PROBLEM. Find how many lines in the material hold the word "Selected", then state that number and nothing more.

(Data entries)

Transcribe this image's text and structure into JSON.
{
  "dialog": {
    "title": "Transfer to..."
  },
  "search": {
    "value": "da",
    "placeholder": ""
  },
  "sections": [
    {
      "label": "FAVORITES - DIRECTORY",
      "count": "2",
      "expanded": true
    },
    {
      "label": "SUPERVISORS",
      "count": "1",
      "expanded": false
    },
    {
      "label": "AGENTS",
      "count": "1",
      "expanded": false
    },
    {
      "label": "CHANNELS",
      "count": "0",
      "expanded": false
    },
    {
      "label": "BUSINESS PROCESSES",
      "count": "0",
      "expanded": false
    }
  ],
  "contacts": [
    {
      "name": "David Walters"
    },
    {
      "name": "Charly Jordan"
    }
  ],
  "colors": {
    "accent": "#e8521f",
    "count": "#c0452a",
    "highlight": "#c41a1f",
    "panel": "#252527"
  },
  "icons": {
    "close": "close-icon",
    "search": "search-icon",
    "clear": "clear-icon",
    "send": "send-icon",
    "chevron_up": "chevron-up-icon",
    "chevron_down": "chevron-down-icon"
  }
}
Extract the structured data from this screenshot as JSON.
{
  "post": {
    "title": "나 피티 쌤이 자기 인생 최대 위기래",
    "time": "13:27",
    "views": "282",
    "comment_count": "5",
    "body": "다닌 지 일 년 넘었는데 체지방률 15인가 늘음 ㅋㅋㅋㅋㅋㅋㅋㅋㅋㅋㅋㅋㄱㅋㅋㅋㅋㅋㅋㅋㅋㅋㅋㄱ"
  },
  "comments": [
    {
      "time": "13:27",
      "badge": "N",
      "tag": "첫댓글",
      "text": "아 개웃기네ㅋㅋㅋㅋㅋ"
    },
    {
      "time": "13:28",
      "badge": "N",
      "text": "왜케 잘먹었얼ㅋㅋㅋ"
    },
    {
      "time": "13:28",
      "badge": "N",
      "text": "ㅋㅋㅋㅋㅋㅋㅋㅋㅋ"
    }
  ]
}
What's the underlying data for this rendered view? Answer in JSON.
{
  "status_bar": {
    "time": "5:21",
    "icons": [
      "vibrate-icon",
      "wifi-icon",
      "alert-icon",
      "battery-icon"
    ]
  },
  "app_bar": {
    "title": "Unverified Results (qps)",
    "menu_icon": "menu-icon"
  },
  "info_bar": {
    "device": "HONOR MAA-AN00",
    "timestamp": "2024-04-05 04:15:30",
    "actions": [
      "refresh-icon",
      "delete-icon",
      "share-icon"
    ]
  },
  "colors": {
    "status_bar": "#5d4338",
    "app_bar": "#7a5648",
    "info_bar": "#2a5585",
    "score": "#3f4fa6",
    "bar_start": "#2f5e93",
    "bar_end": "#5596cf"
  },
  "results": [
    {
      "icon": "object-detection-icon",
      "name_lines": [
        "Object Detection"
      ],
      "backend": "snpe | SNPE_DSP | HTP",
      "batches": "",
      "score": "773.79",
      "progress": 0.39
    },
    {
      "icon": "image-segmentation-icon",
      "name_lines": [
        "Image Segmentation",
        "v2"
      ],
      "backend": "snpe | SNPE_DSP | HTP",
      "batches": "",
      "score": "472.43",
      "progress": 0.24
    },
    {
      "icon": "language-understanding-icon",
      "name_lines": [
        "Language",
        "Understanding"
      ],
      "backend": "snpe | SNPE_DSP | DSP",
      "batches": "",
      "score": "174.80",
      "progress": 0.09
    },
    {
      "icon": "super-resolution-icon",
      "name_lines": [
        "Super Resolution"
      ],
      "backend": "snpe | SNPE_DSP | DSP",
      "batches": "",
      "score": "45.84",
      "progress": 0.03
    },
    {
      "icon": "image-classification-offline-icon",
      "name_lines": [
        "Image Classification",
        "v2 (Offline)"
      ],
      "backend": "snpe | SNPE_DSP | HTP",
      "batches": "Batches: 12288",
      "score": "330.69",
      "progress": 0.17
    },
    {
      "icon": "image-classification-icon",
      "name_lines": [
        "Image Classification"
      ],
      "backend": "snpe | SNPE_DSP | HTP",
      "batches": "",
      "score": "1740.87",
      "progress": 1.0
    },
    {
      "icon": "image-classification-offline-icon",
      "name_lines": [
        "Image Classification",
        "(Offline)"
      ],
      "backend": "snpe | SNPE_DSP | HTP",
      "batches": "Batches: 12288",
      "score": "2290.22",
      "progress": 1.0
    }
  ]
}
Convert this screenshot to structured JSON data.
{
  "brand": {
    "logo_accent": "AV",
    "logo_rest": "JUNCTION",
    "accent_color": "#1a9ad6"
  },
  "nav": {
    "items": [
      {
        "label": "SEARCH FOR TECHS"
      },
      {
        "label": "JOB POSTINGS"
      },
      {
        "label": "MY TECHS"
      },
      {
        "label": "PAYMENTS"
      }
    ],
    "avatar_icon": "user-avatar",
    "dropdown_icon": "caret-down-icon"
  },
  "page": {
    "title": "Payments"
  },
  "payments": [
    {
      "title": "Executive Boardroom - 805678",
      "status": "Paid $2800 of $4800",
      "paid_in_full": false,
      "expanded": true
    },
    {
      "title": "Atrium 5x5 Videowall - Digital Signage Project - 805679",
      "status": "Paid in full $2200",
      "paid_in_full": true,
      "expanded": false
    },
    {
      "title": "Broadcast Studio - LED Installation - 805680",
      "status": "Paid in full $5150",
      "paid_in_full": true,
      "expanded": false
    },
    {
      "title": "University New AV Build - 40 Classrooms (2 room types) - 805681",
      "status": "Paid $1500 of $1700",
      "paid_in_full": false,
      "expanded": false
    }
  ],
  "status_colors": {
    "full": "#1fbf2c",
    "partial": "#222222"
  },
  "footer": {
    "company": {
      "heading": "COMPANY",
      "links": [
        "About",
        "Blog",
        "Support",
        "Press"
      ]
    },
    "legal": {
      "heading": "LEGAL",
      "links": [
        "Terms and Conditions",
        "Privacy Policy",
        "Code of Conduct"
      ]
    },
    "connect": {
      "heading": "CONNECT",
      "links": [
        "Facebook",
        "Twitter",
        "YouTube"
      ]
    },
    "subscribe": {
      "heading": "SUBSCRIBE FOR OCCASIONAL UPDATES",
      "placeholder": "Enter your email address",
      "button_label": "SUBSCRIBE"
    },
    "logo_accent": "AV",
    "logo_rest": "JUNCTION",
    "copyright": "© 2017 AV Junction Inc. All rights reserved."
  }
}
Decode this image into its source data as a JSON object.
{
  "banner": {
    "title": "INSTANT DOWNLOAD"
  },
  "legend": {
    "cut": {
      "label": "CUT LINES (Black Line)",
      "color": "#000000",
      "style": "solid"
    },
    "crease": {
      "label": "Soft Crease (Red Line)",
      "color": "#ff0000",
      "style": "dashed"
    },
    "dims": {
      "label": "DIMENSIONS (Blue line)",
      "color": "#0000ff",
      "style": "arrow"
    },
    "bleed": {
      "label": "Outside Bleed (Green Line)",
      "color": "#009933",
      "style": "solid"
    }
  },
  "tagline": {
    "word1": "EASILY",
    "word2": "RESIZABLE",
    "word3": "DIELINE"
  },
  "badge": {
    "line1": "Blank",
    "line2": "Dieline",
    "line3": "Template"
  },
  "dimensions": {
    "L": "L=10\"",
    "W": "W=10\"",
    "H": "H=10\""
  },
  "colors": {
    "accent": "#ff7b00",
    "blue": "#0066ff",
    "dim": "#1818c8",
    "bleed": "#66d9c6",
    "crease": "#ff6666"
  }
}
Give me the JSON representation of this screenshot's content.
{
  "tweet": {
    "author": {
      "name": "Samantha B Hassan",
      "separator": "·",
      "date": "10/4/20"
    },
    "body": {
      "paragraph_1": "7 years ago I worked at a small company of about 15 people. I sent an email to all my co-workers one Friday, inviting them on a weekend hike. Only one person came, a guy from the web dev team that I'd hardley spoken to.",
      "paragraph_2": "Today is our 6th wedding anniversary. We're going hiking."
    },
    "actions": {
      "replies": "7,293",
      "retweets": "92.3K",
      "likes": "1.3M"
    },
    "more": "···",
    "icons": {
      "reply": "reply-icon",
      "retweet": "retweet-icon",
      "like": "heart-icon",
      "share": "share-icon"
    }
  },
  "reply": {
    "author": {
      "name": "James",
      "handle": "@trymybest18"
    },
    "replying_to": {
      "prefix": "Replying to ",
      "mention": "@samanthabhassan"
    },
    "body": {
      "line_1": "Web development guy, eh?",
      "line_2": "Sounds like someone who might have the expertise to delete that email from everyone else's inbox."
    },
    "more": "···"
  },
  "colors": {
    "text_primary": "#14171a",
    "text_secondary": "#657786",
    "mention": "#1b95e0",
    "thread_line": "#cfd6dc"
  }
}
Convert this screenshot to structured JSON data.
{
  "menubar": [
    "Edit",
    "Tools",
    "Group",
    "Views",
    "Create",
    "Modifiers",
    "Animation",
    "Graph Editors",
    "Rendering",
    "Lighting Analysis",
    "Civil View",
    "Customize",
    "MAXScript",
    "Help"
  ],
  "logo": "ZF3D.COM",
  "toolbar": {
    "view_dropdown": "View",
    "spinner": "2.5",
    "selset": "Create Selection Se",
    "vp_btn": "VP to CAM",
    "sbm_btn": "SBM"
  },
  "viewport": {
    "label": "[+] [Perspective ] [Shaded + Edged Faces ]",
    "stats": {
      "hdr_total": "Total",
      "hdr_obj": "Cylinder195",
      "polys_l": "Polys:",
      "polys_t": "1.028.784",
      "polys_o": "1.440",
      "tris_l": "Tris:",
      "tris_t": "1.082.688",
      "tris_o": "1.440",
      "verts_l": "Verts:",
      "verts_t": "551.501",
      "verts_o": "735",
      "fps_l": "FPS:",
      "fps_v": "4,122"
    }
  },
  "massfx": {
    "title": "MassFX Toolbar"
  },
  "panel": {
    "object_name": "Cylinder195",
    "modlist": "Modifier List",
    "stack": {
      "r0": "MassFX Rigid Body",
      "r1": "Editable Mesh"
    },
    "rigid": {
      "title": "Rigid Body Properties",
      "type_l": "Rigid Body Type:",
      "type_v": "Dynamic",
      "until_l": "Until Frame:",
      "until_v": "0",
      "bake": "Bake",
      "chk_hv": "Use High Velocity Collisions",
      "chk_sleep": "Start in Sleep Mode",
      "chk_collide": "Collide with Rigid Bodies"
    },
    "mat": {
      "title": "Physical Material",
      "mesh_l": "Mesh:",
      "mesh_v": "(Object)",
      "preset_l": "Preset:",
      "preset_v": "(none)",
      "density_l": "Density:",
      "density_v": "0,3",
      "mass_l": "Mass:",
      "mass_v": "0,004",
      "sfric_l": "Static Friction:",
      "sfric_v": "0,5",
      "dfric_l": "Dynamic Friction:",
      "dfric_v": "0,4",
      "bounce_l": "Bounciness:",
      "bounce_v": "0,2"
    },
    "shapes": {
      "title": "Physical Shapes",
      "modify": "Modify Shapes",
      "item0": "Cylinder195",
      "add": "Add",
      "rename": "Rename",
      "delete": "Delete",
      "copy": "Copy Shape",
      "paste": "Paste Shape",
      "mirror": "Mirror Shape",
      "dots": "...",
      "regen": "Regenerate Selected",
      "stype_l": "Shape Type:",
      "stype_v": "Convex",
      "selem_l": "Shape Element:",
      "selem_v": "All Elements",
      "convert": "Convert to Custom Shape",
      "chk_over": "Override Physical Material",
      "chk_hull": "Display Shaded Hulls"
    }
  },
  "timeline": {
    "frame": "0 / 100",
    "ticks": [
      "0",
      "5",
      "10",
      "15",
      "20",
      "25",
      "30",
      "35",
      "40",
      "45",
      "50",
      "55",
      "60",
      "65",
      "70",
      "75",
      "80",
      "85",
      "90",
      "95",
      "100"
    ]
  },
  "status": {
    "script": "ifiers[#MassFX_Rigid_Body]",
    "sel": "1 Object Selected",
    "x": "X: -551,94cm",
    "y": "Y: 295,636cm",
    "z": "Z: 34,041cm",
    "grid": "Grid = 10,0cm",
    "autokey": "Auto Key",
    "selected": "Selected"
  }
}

RESULT BELOW. 3